[Saved data entries]
....
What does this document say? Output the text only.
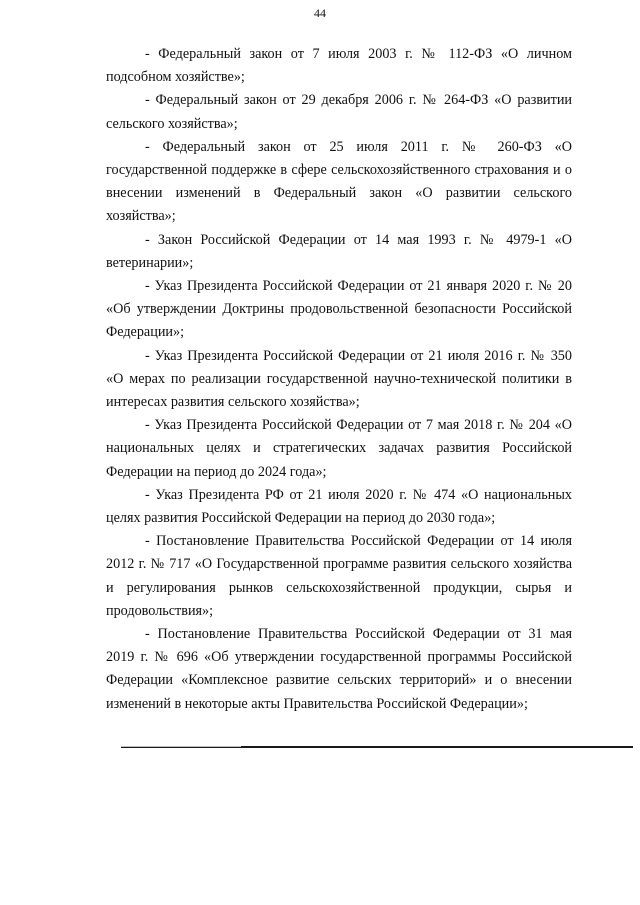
44

- Федеральный закон от 7 июля 2003 г. № 112-ФЗ «О личном подсобном хозяйстве»;

- Федеральный закон от 29 декабря 2006 г. № 264-ФЗ «О развитии сельского хозяйства»;

- Федеральный закон от 25 июля 2011 г. № 260-ФЗ «О государственной поддержке в сфере сельскохозяйственного страхования и о внесении изменений в Федеральный закон «О развитии сельского хозяйства»;

- Закон Российской Федерации от 14 мая 1993 г. № 4979-1 «О ветеринарии»;

- Указ Президента Российской Федерации от 21 января 2020 г. № 20 «Об утверждении Доктрины продовольственной безопасности Российской Федерации»;

- Указ Президента Российской Федерации от 21 июля 2016 г. № 350 «О мерах по реализации государственной научно-технической политики в интересах развития сельского хозяйства»;

- Указ Президента Российской Федерации от 7 мая 2018 г. № 204 «О национальных целях и стратегических задачах развития Российской Федерации на период до 2024 года»;

- Указ Президента РФ от 21 июля 2020 г. № 474 «О национальных целях развития Российской Федерации на период до 2030 года»;

- Постановление Правительства Российской Федерации от 14 июля 2012 г. № 717 «О Государственной программе развития сельского хозяйства и регулирования рынков сельскохозяйственной продукции, сырья и продовольствия»;

- Постановление Правительства Российской Федерации от 31 мая 2019 г. № 696 «Об утверждении государственной программы Российской Федерации «Комплексное развитие сельских территорий» и о внесении изменений в некоторые акты Правительства Российской Федерации»;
....
Short problem: Pictures are excluded; copy every other part of the records exactly.

Written answer:
What does this document say? Output the text only.
44

- Федеральный закон от 7 июля 2003 г. № 112-ФЗ «О личном подсобном хозяйстве»;

- Федеральный закон от 29 декабря 2006 г. № 264-ФЗ «О развитии сельского хозяйства»;

- Федеральный закон от 25 июля 2011 г. № 260-ФЗ «О государственной поддержке в сфере сельскохозяйственного страхования и о внесении изменений в Федеральный закон «О развитии сельского хозяйства»;

- Закон Российской Федерации от 14 мая 1993 г. № 4979-1 «О ветеринарии»;

- Указ Президента Российской Федерации от 21 января 2020 г. № 20 «Об утверждении Доктрины продовольственной безопасности Российской Федерации»;

- Указ Президента Российской Федерации от 21 июля 2016 г. № 350 «О мерах по реализации государственной научно-технической политики в интересах развития сельского хозяйства»;

- Указ Президента Российской Федерации от 7 мая 2018 г. № 204 «О национальных целях и стратегических задачах развития Российской Федерации на период до 2024 года»;

- Указ Президента РФ от 21 июля 2020 г. № 474 «О национальных целях развития Российской Федерации на период до 2030 года»;

- Постановление Правительства Российской Федерации от 14 июля 2012 г. № 717 «О Государственной программе развития сельского хозяйства и регулирования рынков сельскохозяйственной продукции, сырья и продовольствия»;

- Постановление Правительства Российской Федерации от 31 мая 2019 г. № 696 «Об утверждении государственной программы Российской Федерации «Комплексное развитие сельских территорий» и о внесении изменений в некоторые акты Правительства Российской Федерации»;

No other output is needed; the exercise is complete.